PROBLEM
Select, from the material below, each line with "funded" in it.

►

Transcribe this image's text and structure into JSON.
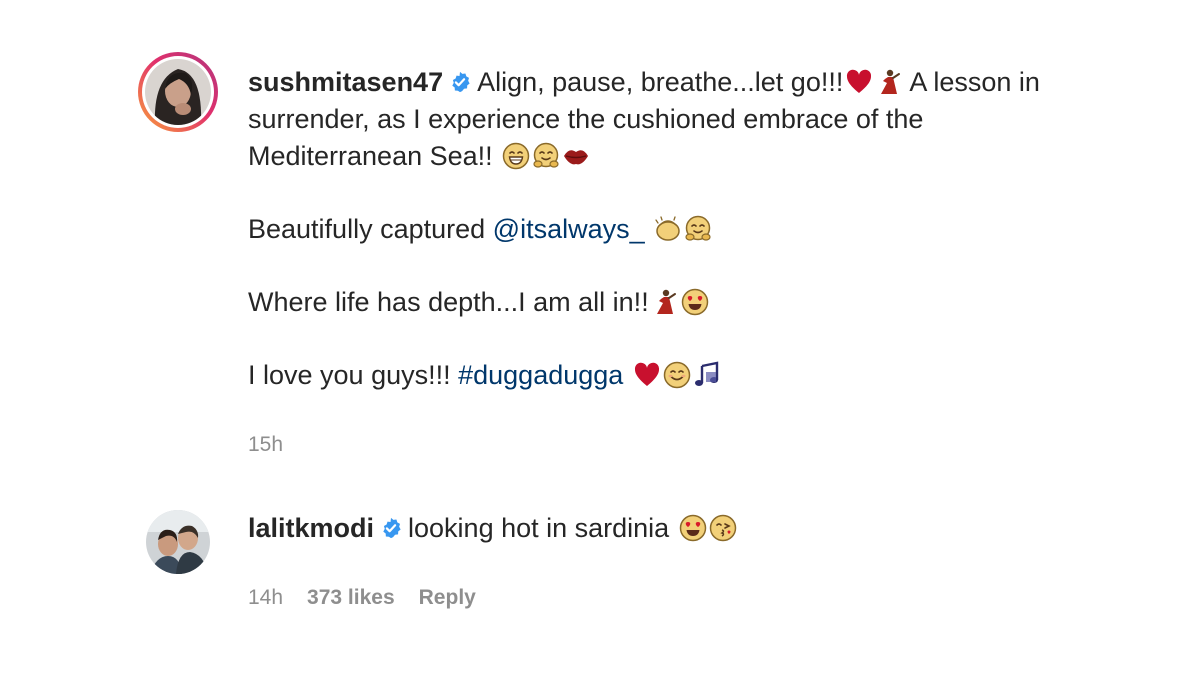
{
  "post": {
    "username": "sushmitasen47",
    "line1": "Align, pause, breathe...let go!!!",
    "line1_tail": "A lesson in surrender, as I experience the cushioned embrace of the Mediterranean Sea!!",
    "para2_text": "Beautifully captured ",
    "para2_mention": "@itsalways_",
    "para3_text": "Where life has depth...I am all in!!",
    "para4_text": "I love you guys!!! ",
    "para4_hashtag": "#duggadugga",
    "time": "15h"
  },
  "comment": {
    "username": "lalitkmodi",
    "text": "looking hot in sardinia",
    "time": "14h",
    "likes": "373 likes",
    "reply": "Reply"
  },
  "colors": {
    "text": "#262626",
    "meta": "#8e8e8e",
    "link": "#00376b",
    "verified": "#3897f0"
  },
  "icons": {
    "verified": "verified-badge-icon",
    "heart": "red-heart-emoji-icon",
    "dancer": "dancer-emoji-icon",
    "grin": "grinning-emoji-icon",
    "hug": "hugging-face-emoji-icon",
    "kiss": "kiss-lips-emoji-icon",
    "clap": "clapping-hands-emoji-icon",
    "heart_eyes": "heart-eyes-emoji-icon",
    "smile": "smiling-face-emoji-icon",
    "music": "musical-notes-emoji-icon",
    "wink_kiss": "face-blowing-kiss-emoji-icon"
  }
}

◄
►

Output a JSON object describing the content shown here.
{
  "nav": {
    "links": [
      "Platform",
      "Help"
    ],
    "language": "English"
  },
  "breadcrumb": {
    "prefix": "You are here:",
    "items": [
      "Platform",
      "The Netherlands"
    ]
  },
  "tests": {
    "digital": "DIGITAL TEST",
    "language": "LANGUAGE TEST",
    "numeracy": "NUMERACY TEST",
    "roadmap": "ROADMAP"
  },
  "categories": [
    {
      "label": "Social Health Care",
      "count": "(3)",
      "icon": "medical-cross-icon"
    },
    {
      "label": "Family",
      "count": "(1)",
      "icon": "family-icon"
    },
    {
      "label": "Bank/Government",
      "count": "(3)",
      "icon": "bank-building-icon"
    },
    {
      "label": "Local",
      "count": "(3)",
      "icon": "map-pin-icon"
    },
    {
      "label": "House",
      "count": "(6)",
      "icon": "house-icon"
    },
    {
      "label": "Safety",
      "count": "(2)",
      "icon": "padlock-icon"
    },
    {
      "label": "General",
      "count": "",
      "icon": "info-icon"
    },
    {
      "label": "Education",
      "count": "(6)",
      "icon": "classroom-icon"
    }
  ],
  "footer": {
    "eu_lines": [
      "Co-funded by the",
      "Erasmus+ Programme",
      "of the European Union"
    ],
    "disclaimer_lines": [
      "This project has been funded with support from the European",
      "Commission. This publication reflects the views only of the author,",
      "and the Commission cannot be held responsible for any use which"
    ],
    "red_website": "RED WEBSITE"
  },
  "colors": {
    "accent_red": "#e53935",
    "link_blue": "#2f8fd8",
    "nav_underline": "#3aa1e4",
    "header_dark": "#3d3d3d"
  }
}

◄

SOLUTION FOR THIS EXERCISE
      "Co-funded by the",
      "This project has been funded with support from the European",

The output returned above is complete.